■ WHAT YOU HAVE TO DO
Gather from the material every line that contains the string "подготовить".

Dataset items:
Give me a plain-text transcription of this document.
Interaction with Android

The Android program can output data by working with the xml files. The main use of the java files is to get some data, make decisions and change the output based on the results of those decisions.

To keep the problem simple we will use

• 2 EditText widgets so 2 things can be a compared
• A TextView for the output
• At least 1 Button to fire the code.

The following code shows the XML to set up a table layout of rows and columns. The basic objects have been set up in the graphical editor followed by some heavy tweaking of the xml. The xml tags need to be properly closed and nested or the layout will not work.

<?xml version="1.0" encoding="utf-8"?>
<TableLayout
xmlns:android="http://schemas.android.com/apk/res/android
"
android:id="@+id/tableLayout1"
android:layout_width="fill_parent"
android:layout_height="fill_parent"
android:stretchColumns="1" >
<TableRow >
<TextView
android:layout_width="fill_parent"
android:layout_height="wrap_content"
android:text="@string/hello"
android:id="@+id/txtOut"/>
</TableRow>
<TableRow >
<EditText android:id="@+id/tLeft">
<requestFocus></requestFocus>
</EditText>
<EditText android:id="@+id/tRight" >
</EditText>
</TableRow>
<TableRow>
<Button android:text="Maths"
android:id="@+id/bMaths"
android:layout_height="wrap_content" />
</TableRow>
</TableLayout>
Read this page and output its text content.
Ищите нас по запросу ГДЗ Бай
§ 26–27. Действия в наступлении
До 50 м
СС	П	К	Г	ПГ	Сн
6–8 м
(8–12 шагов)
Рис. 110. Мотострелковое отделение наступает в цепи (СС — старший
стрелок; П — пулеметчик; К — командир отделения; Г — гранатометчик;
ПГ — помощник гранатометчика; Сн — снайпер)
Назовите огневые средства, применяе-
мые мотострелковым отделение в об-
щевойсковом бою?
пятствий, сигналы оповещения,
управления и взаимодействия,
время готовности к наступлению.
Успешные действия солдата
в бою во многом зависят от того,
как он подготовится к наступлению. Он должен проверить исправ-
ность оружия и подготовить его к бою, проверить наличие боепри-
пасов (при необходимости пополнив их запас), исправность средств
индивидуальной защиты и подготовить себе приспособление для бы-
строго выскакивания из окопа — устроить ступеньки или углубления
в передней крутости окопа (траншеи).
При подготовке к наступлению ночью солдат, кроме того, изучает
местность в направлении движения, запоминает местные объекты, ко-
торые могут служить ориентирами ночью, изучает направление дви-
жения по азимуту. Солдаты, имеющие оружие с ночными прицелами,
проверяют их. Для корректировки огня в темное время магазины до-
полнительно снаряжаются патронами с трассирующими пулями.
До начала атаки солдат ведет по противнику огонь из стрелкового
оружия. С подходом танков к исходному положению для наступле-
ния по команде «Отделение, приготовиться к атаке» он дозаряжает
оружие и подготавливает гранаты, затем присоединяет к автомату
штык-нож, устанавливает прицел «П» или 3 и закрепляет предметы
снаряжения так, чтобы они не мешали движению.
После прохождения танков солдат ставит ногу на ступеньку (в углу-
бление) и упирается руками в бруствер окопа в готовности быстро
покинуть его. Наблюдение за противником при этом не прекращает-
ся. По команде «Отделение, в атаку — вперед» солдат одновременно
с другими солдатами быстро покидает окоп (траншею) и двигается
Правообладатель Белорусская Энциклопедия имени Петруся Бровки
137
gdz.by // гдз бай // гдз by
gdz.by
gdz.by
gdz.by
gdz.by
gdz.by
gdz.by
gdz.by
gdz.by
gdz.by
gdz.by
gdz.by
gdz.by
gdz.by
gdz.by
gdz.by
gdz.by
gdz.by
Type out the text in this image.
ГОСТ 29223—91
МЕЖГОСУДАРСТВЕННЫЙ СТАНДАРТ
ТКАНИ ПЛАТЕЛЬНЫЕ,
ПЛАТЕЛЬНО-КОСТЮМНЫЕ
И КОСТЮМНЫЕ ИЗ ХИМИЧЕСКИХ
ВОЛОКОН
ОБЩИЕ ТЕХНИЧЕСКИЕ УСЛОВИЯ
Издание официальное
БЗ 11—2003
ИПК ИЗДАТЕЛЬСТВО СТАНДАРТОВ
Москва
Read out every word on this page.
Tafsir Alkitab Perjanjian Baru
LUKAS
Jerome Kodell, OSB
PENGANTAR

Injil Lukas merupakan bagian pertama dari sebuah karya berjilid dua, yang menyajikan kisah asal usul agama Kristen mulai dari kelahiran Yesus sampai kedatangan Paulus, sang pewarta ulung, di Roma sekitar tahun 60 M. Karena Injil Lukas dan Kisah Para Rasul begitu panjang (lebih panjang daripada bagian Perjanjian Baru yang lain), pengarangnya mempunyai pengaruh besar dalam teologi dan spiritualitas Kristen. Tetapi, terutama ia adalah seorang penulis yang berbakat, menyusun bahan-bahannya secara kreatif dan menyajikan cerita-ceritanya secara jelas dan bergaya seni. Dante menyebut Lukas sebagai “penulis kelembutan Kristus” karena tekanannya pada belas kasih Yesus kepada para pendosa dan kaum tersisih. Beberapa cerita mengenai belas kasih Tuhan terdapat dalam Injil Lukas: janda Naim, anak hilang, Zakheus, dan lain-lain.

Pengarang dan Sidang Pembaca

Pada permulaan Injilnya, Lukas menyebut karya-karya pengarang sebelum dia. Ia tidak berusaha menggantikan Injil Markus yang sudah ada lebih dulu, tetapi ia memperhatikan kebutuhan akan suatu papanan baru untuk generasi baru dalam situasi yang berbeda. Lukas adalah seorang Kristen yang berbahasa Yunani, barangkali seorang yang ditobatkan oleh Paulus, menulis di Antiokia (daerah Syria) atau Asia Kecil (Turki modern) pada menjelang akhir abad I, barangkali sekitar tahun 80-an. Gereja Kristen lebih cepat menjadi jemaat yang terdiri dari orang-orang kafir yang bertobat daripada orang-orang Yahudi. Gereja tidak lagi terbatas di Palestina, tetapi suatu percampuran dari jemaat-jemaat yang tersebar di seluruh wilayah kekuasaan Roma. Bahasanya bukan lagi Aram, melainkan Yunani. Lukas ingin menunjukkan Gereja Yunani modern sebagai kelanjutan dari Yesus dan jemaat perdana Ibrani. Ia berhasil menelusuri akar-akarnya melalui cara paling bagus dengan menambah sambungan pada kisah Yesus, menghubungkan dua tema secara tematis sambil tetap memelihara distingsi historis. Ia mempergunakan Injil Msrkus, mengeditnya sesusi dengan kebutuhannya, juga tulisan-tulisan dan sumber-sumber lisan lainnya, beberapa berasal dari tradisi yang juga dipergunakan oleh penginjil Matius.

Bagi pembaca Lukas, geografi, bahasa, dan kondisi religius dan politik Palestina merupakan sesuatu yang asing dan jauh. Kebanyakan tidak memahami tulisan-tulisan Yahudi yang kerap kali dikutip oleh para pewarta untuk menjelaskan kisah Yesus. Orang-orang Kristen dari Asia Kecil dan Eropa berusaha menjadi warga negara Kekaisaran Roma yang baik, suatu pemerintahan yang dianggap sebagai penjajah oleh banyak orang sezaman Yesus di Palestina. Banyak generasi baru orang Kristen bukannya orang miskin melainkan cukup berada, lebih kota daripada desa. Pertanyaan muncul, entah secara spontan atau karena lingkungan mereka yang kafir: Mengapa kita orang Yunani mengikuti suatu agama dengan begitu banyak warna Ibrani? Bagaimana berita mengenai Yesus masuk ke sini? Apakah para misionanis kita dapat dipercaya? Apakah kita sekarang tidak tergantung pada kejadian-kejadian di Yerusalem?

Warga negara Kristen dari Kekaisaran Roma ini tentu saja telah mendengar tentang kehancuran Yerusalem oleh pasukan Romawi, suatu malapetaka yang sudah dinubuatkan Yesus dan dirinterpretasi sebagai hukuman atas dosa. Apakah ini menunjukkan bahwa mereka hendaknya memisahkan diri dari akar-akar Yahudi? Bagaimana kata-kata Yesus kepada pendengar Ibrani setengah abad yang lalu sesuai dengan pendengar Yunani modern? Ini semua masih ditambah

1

■ ANSWER TO THE PROBLEM
ность оружия и подготовить его к бою, проверить наличие боепри-
индивидуальной защиты и подготовить себе приспособление для бы-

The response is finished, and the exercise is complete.